Task to complete: Strip the pictures and reproduce the rest of the listing exactly.

Input records:
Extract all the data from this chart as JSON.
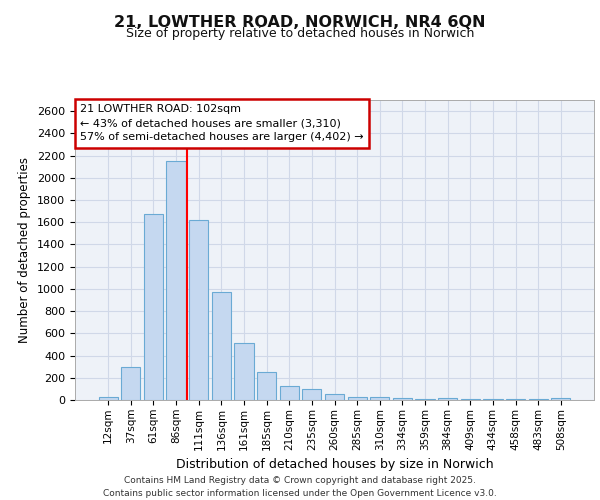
{
  "title1": "21, LOWTHER ROAD, NORWICH, NR4 6QN",
  "title2": "Size of property relative to detached houses in Norwich",
  "xlabel": "Distribution of detached houses by size in Norwich",
  "ylabel": "Number of detached properties",
  "categories": [
    "12sqm",
    "37sqm",
    "61sqm",
    "86sqm",
    "111sqm",
    "136sqm",
    "161sqm",
    "185sqm",
    "210sqm",
    "235sqm",
    "260sqm",
    "285sqm",
    "310sqm",
    "334sqm",
    "359sqm",
    "384sqm",
    "409sqm",
    "434sqm",
    "458sqm",
    "483sqm",
    "508sqm"
  ],
  "values": [
    25,
    300,
    1670,
    2150,
    1620,
    970,
    510,
    250,
    125,
    100,
    50,
    30,
    30,
    15,
    5,
    20,
    5,
    5,
    5,
    5,
    20
  ],
  "bar_color": "#c5d8f0",
  "bar_edge_color": "#6aaad4",
  "annotation_text_line1": "21 LOWTHER ROAD: 102sqm",
  "annotation_text_line2": "← 43% of detached houses are smaller (3,310)",
  "annotation_text_line3": "57% of semi-detached houses are larger (4,402) →",
  "annotation_box_color": "#ffffff",
  "annotation_box_edge_color": "#cc0000",
  "red_line_x": 3.5,
  "ylim": [
    0,
    2700
  ],
  "yticks": [
    0,
    200,
    400,
    600,
    800,
    1000,
    1200,
    1400,
    1600,
    1800,
    2000,
    2200,
    2400,
    2600
  ],
  "footer1": "Contains HM Land Registry data © Crown copyright and database right 2025.",
  "footer2": "Contains public sector information licensed under the Open Government Licence v3.0.",
  "bg_color": "#eef2f8",
  "grid_color": "#d0d8e8",
  "fig_bg_color": "#ffffff"
}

Output:
Extract all the data from this chart as JSON.
{
  "title1": "21, LOWTHER ROAD, NORWICH, NR4 6QN",
  "title2": "Size of property relative to detached houses in Norwich",
  "xlabel": "Distribution of detached houses by size in Norwich",
  "ylabel": "Number of detached properties",
  "categories": [
    "12sqm",
    "37sqm",
    "61sqm",
    "86sqm",
    "111sqm",
    "136sqm",
    "161sqm",
    "185sqm",
    "210sqm",
    "235sqm",
    "260sqm",
    "285sqm",
    "310sqm",
    "334sqm",
    "359sqm",
    "384sqm",
    "409sqm",
    "434sqm",
    "458sqm",
    "483sqm",
    "508sqm"
  ],
  "values": [
    25,
    300,
    1670,
    2150,
    1620,
    970,
    510,
    250,
    125,
    100,
    50,
    30,
    30,
    15,
    5,
    20,
    5,
    5,
    5,
    5,
    20
  ],
  "bar_color": "#c5d8f0",
  "bar_edge_color": "#6aaad4",
  "annotation_text_line1": "21 LOWTHER ROAD: 102sqm",
  "annotation_text_line2": "← 43% of detached houses are smaller (3,310)",
  "annotation_text_line3": "57% of semi-detached houses are larger (4,402) →",
  "annotation_box_color": "#ffffff",
  "annotation_box_edge_color": "#cc0000",
  "red_line_x": 3.5,
  "ylim": [
    0,
    2700
  ],
  "yticks": [
    0,
    200,
    400,
    600,
    800,
    1000,
    1200,
    1400,
    1600,
    1800,
    2000,
    2200,
    2400,
    2600
  ],
  "footer1": "Contains HM Land Registry data © Crown copyright and database right 2025.",
  "footer2": "Contains public sector information licensed under the Open Government Licence v3.0.",
  "bg_color": "#eef2f8",
  "grid_color": "#d0d8e8",
  "fig_bg_color": "#ffffff"
}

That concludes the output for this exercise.